**WRITTEN EXERCISE:**
Repeat each entry word for word. Leave any images out of the copy.

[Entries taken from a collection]
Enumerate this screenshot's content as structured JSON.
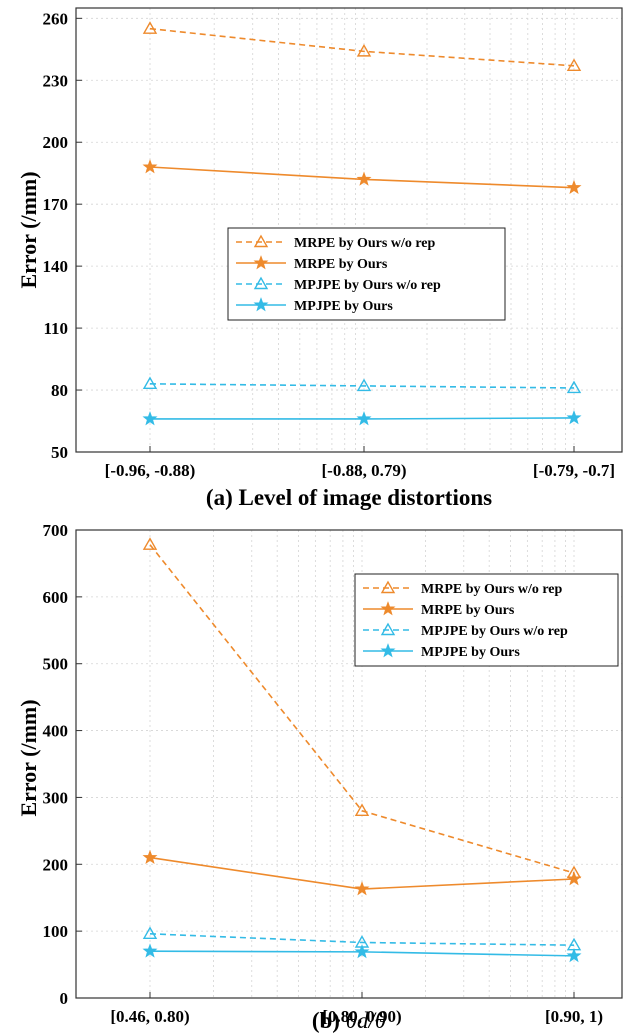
{
  "colors": {
    "orange": "#EE8A2C",
    "blue": "#33BBE6"
  },
  "chart_data": [
    {
      "type": "line",
      "caption": "(a) Level of image distortions",
      "ylabel": "Error (/mm)",
      "categories": [
        "[-0.96, -0.88)",
        "[-0.88, 0.79)",
        "[-0.79, -0.7]"
      ],
      "ylim": [
        50,
        265
      ],
      "yticks": [
        50,
        80,
        110,
        140,
        170,
        200,
        230,
        260
      ],
      "grid": true,
      "legend_position": "center",
      "series": [
        {
          "name": "MRPE by Ours w/o rep",
          "values": [
            255,
            244,
            237
          ],
          "color": "#EE8A2C",
          "dashed": true,
          "marker": "triangle"
        },
        {
          "name": "MRPE by Ours",
          "values": [
            188,
            182,
            178
          ],
          "color": "#EE8A2C",
          "dashed": false,
          "marker": "star"
        },
        {
          "name": "MPJPE by Ours w/o rep",
          "values": [
            83,
            82,
            81
          ],
          "color": "#33BBE6",
          "dashed": true,
          "marker": "triangle"
        },
        {
          "name": "MPJPE by Ours",
          "values": [
            66,
            66,
            66.5
          ],
          "color": "#33BBE6",
          "dashed": false,
          "marker": "star"
        }
      ]
    },
    {
      "type": "line",
      "caption_prefix": "(b)",
      "caption_math": "θd/θ",
      "ylabel": "Error (/mm)",
      "categories": [
        "[0.46, 0.80)",
        "[0.80, 0.90)",
        "[0.90, 1)"
      ],
      "ylim": [
        0,
        700
      ],
      "yticks": [
        0,
        100,
        200,
        300,
        400,
        500,
        600,
        700
      ],
      "grid": true,
      "legend_position": "top-right",
      "series": [
        {
          "name": "MRPE by Ours w/o rep",
          "values": [
            678,
            280,
            187
          ],
          "color": "#EE8A2C",
          "dashed": true,
          "marker": "triangle"
        },
        {
          "name": "MRPE by Ours",
          "values": [
            210,
            163,
            178
          ],
          "color": "#EE8A2C",
          "dashed": false,
          "marker": "star"
        },
        {
          "name": "MPJPE by Ours w/o rep",
          "values": [
            96,
            83,
            79
          ],
          "color": "#33BBE6",
          "dashed": true,
          "marker": "triangle"
        },
        {
          "name": "MPJPE by Ours",
          "values": [
            70,
            69,
            63
          ],
          "color": "#33BBE6",
          "dashed": false,
          "marker": "star"
        }
      ]
    }
  ]
}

**TASK RESULT:**
Enumerate this screenshot's content as structured JSON.
{
  "colors": {
    "orange": "#EE8A2C",
    "blue": "#33BBE6"
  },
  "chart_data": [
    {
      "type": "line",
      "caption": "(a) Level of image distortions",
      "ylabel": "Error (/mm)",
      "categories": [
        "[-0.96, -0.88)",
        "[-0.88, 0.79)",
        "[-0.79, -0.7]"
      ],
      "ylim": [
        50,
        265
      ],
      "yticks": [
        50,
        80,
        110,
        140,
        170,
        200,
        230,
        260
      ],
      "grid": true,
      "legend_position": "center",
      "series": [
        {
          "name": "MRPE by Ours w/o rep",
          "values": [
            255,
            244,
            237
          ],
          "color": "#EE8A2C",
          "dashed": true,
          "marker": "triangle"
        },
        {
          "name": "MRPE by Ours",
          "values": [
            188,
            182,
            178
          ],
          "color": "#EE8A2C",
          "dashed": false,
          "marker": "star"
        },
        {
          "name": "MPJPE by Ours w/o rep",
          "values": [
            83,
            82,
            81
          ],
          "color": "#33BBE6",
          "dashed": true,
          "marker": "triangle"
        },
        {
          "name": "MPJPE by Ours",
          "values": [
            66,
            66,
            66.5
          ],
          "color": "#33BBE6",
          "dashed": false,
          "marker": "star"
        }
      ]
    },
    {
      "type": "line",
      "caption_prefix": "(b)",
      "caption_math": "θd/θ",
      "ylabel": "Error (/mm)",
      "categories": [
        "[0.46, 0.80)",
        "[0.80, 0.90)",
        "[0.90, 1)"
      ],
      "ylim": [
        0,
        700
      ],
      "yticks": [
        0,
        100,
        200,
        300,
        400,
        500,
        600,
        700
      ],
      "grid": true,
      "legend_position": "top-right",
      "series": [
        {
          "name": "MRPE by Ours w/o rep",
          "values": [
            678,
            280,
            187
          ],
          "color": "#EE8A2C",
          "dashed": true,
          "marker": "triangle"
        },
        {
          "name": "MRPE by Ours",
          "values": [
            210,
            163,
            178
          ],
          "color": "#EE8A2C",
          "dashed": false,
          "marker": "star"
        },
        {
          "name": "MPJPE by Ours w/o rep",
          "values": [
            96,
            83,
            79
          ],
          "color": "#33BBE6",
          "dashed": true,
          "marker": "triangle"
        },
        {
          "name": "MPJPE by Ours",
          "values": [
            70,
            69,
            63
          ],
          "color": "#33BBE6",
          "dashed": false,
          "marker": "star"
        }
      ]
    }
  ]
}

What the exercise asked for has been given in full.